Directions >> Produce an exact transcription of the listing below, omitting the pictures.

Material provided >>
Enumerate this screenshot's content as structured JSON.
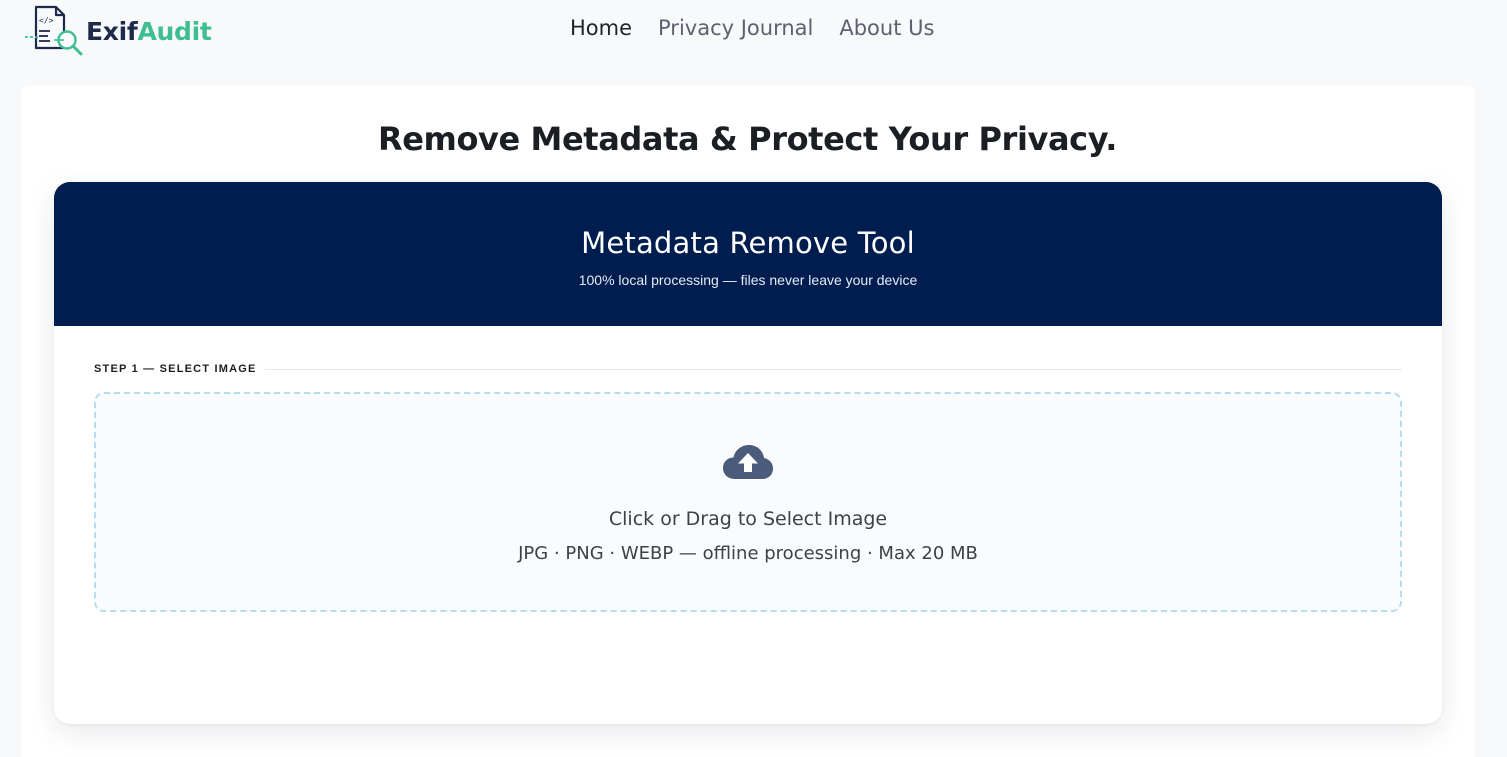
{
  "brand": {
    "name_part1": "Exif",
    "name_part2": "Audit",
    "accent": "#3fbf91",
    "dark": "#1e2a4a"
  },
  "nav": {
    "items": [
      {
        "label": "Home",
        "active": true
      },
      {
        "label": "Privacy Journal",
        "active": false
      },
      {
        "label": "About Us",
        "active": false
      }
    ]
  },
  "page": {
    "title": "Remove Metadata & Protect Your Privacy."
  },
  "tool": {
    "title": "Metadata Remove Tool",
    "subtitle": "100% local processing — files never leave your device",
    "header_color": "#001d4f",
    "step_label": "STEP 1 — SELECT IMAGE",
    "dropzone": {
      "icon": "cloud-upload-icon",
      "primary": "Click or Drag to Select Image",
      "secondary": "JPG · PNG · WEBP — offline processing · Max 20 MB"
    }
  }
}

Task output >>
Enumerate this screenshot's content as structured JSON.
{
  "brand": {
    "name_part1": "Exif",
    "name_part2": "Audit",
    "accent": "#3fbf91",
    "dark": "#1e2a4a"
  },
  "nav": {
    "items": [
      {
        "label": "Home",
        "active": true
      },
      {
        "label": "Privacy Journal",
        "active": false
      },
      {
        "label": "About Us",
        "active": false
      }
    ]
  },
  "page": {
    "title": "Remove Metadata & Protect Your Privacy."
  },
  "tool": {
    "title": "Metadata Remove Tool",
    "subtitle": "100% local processing — files never leave your device",
    "header_color": "#001d4f",
    "step_label": "STEP 1 — SELECT IMAGE",
    "dropzone": {
      "icon": "cloud-upload-icon",
      "primary": "Click or Drag to Select Image",
      "secondary": "JPG · PNG · WEBP — offline processing · Max 20 MB"
    }
  }
}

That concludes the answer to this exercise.